● Work instructions: Each line that follows is to be retyped exactly.

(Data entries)
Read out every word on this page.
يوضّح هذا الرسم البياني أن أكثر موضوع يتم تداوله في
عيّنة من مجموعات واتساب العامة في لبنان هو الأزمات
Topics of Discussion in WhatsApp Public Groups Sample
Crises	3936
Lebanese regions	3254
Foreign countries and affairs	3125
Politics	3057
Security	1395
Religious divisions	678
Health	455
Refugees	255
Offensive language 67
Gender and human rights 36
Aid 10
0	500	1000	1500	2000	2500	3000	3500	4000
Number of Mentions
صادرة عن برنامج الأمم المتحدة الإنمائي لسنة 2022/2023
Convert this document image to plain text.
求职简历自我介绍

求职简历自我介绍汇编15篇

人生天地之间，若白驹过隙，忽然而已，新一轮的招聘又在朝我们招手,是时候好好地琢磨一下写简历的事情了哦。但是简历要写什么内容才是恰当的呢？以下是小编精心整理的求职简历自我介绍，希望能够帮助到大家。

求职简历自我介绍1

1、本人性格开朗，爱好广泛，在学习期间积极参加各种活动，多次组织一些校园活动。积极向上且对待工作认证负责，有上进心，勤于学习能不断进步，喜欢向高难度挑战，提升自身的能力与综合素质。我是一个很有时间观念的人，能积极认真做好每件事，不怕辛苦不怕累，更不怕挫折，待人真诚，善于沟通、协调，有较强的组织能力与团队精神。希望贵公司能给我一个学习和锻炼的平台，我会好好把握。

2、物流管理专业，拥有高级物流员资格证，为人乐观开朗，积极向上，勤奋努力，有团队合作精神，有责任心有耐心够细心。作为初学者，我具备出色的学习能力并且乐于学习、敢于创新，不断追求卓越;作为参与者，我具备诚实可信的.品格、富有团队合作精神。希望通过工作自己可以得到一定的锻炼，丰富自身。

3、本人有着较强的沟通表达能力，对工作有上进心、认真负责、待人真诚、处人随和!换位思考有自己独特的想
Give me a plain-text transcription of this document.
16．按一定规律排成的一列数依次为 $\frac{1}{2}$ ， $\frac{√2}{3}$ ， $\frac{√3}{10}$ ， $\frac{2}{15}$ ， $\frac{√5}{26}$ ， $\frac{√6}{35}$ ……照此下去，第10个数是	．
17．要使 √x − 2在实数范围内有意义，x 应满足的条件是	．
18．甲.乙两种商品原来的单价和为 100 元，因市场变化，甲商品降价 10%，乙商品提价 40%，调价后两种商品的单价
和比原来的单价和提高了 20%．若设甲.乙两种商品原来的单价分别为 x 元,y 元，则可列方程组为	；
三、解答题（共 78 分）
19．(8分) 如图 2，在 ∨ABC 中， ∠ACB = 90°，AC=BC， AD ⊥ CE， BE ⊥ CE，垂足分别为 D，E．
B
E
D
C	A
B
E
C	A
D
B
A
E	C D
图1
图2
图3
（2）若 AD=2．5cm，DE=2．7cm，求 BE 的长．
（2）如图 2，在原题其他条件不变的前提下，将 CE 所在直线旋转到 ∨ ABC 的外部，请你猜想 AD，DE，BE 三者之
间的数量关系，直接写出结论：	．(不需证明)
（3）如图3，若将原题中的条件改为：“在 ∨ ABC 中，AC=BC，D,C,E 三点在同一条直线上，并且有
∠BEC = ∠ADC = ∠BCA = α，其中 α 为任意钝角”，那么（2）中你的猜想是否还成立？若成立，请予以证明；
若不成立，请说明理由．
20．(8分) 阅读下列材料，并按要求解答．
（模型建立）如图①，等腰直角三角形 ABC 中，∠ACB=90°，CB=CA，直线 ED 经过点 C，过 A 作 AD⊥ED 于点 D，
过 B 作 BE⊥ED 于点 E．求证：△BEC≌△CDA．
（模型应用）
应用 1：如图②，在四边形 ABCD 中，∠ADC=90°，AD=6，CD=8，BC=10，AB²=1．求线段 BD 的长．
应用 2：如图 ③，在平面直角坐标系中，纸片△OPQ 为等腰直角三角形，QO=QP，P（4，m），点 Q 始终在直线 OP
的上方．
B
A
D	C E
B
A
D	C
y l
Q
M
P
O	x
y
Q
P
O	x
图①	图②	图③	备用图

● Written reply:
Read out every word on this page.
يوضّح هذا الرسم البياني أن أكثر موضوع يتم تداوله في
عيّنة من مجموعات واتساب العامة في لبنان هو الأزمات
Topics of Discussion in WhatsApp Public Groups Sample
Crises	3936
Lebanese regions	3254
Foreign countries and affairs	3125
Politics	3057
Security	1395
Religious divisions	678
Health	455
Refugees	255
Offensive language 67
Gender and human rights 36
Aid 10
0	500	1000	1500	2000	2500	3000	3500	4000
Number of Mentions
صادرة عن برنامج الأمم المتحدة الإنمائي لسنة 2022/2023
Convert this document image to plain text.
求职简历自我介绍

求职简历自我介绍汇编15篇

人生天地之间，若白驹过隙，忽然而已，新一轮的招聘又在朝我们招手,是时候好好地琢磨一下写简历的事情了哦。但是简历要写什么内容才是恰当的呢？以下是小编精心整理的求职简历自我介绍，希望能够帮助到大家。

求职简历自我介绍1

1、本人性格开朗，爱好广泛，在学习期间积极参加各种活动，多次组织一些校园活动。积极向上且对待工作认证负责，有上进心，勤于学习能不断进步，喜欢向高难度挑战，提升自身的能力与综合素质。我是一个很有时间观念的人，能积极认真做好每件事，不怕辛苦不怕累，更不怕挫折，待人真诚，善于沟通、协调，有较强的组织能力与团队精神。希望贵公司能给我一个学习和锻炼的平台，我会好好把握。

2、物流管理专业，拥有高级物流员资格证，为人乐观开朗，积极向上，勤奋努力，有团队合作精神，有责任心有耐心够细心。作为初学者，我具备出色的学习能力并且乐于学习、敢于创新，不断追求卓越;作为参与者，我具备诚实可信的.品格、富有团队合作精神。希望通过工作自己可以得到一定的锻炼，丰富自身。

3、本人有着较强的沟通表达能力，对工作有上进心、认真负责、待人真诚、处人随和!换位思考有自己独特的想
Give me a plain-text transcription of this document.
16．按一定规律排成的一列数依次为 $\frac{1}{2}$ ， $\frac{√2}{3}$ ， $\frac{√3}{10}$ ， $\frac{2}{15}$ ， $\frac{√5}{26}$ ， $\frac{√6}{35}$ ……照此下去，第10个数是	．
17．要使 √x − 2在实数范围内有意义，x 应满足的条件是	．
18．甲.乙两种商品原来的单价和为 100 元，因市场变化，甲商品降价 10%，乙商品提价 40%，调价后两种商品的单价
和比原来的单价和提高了 20%．若设甲.乙两种商品原来的单价分别为 x 元,y 元，则可列方程组为	；
三、解答题（共 78 分）
19．(8分) 如图 2，在 ∨ABC 中， ∠ACB = 90°，AC=BC， AD ⊥ CE， BE ⊥ CE，垂足分别为 D，E．
B
E
D
C	A
B
E
C	A
D
B
A
E	C D
图1
图2
图3
（2）若 AD=2．5cm，DE=2．7cm，求 BE 的长．
（2）如图 2，在原题其他条件不变的前提下，将 CE 所在直线旋转到 ∨ ABC 的外部，请你猜想 AD，DE，BE 三者之
间的数量关系，直接写出结论：	．(不需证明)
（3）如图3，若将原题中的条件改为：“在 ∨ ABC 中，AC=BC，D,C,E 三点在同一条直线上，并且有
∠BEC = ∠ADC = ∠BCA = α，其中 α 为任意钝角”，那么（2）中你的猜想是否还成立？若成立，请予以证明；
若不成立，请说明理由．
20．(8分) 阅读下列材料，并按要求解答．
（模型建立）如图①，等腰直角三角形 ABC 中，∠ACB=90°，CB=CA，直线 ED 经过点 C，过 A 作 AD⊥ED 于点 D，
过 B 作 BE⊥ED 于点 E．求证：△BEC≌△CDA．
（模型应用）
应用 1：如图②，在四边形 ABCD 中，∠ADC=90°，AD=6，CD=8，BC=10，AB²=1．求线段 BD 的长．
应用 2：如图 ③，在平面直角坐标系中，纸片△OPQ 为等腰直角三角形，QO=QP，P（4，m），点 Q 始终在直线 OP
的上方．
B
A
D	C E
B
A
D	C
y l
Q
M
P
O	x
y
Q
P
O	x
图①	图②	图③	备用图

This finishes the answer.